## Request
Retype the records that come next, word for word.

## Data supplied
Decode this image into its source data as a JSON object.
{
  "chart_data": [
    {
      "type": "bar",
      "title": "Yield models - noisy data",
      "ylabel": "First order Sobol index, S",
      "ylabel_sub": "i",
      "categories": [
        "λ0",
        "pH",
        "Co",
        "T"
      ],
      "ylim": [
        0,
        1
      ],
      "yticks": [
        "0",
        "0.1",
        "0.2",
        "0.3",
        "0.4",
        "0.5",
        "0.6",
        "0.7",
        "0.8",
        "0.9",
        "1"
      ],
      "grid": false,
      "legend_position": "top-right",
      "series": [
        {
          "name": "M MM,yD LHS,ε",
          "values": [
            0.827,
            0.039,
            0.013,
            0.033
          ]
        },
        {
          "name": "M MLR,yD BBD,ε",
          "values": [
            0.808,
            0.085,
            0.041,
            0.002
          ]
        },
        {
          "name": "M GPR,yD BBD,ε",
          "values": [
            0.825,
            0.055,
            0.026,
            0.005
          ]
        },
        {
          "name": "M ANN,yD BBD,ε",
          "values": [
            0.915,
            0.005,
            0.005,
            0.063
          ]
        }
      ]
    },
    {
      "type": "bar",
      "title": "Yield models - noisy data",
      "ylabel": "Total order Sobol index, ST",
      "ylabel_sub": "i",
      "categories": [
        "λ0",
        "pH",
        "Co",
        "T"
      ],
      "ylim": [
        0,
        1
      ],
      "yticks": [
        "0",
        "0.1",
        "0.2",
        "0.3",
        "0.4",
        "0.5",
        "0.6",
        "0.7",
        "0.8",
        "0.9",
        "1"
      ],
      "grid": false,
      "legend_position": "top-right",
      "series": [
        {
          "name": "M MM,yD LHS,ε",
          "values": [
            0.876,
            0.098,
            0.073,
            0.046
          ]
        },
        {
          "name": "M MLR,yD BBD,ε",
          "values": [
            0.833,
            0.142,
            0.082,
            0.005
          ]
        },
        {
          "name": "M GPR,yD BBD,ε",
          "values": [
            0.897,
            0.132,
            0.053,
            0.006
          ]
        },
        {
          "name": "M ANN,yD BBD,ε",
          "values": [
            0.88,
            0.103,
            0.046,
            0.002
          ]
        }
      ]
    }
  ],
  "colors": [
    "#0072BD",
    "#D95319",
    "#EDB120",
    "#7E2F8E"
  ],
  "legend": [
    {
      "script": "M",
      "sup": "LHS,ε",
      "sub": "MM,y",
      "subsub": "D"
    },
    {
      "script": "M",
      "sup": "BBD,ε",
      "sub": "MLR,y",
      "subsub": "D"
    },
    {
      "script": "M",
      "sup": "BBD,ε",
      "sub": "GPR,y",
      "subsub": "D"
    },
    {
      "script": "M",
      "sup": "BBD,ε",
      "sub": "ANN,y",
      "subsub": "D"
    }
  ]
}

## Solution below
Decode this image into its source data as a JSON object.
{
  "chart_data": [
    {
      "type": "bar",
      "title": "Yield models - noisy data",
      "ylabel": "First order Sobol index, S",
      "ylabel_sub": "i",
      "categories": [
        "λ0",
        "pH",
        "Co",
        "T"
      ],
      "ylim": [
        0,
        1
      ],
      "yticks": [
        "0",
        "0.1",
        "0.2",
        "0.3",
        "0.4",
        "0.5",
        "0.6",
        "0.7",
        "0.8",
        "0.9",
        "1"
      ],
      "grid": false,
      "legend_position": "top-right",
      "series": [
        {
          "name": "M MM,yD LHS,ε",
          "values": [
            0.827,
            0.039,
            0.013,
            0.033
          ]
        },
        {
          "name": "M MLR,yD BBD,ε",
          "values": [
            0.808,
            0.085,
            0.041,
            0.002
          ]
        },
        {
          "name": "M GPR,yD BBD,ε",
          "values": [
            0.825,
            0.055,
            0.026,
            0.005
          ]
        },
        {
          "name": "M ANN,yD BBD,ε",
          "values": [
            0.915,
            0.005,
            0.005,
            0.063
          ]
        }
      ]
    },
    {
      "type": "bar",
      "title": "Yield models - noisy data",
      "ylabel": "Total order Sobol index, ST",
      "ylabel_sub": "i",
      "categories": [
        "λ0",
        "pH",
        "Co",
        "T"
      ],
      "ylim": [
        0,
        1
      ],
      "yticks": [
        "0",
        "0.1",
        "0.2",
        "0.3",
        "0.4",
        "0.5",
        "0.6",
        "0.7",
        "0.8",
        "0.9",
        "1"
      ],
      "grid": false,
      "legend_position": "top-right",
      "series": [
        {
          "name": "M MM,yD LHS,ε",
          "values": [
            0.876,
            0.098,
            0.073,
            0.046
          ]
        },
        {
          "name": "M MLR,yD BBD,ε",
          "values": [
            0.833,
            0.142,
            0.082,
            0.005
          ]
        },
        {
          "name": "M GPR,yD BBD,ε",
          "values": [
            0.897,
            0.132,
            0.053,
            0.006
          ]
        },
        {
          "name": "M ANN,yD BBD,ε",
          "values": [
            0.88,
            0.103,
            0.046,
            0.002
          ]
        }
      ]
    }
  ],
  "colors": [
    "#0072BD",
    "#D95319",
    "#EDB120",
    "#7E2F8E"
  ],
  "legend": [
    {
      "script": "M",
      "sup": "LHS,ε",
      "sub": "MM,y",
      "subsub": "D"
    },
    {
      "script": "M",
      "sup": "BBD,ε",
      "sub": "MLR,y",
      "subsub": "D"
    },
    {
      "script": "M",
      "sup": "BBD,ε",
      "sub": "GPR,y",
      "subsub": "D"
    },
    {
      "script": "M",
      "sup": "BBD,ε",
      "sub": "ANN,y",
      "subsub": "D"
    }
  ]
}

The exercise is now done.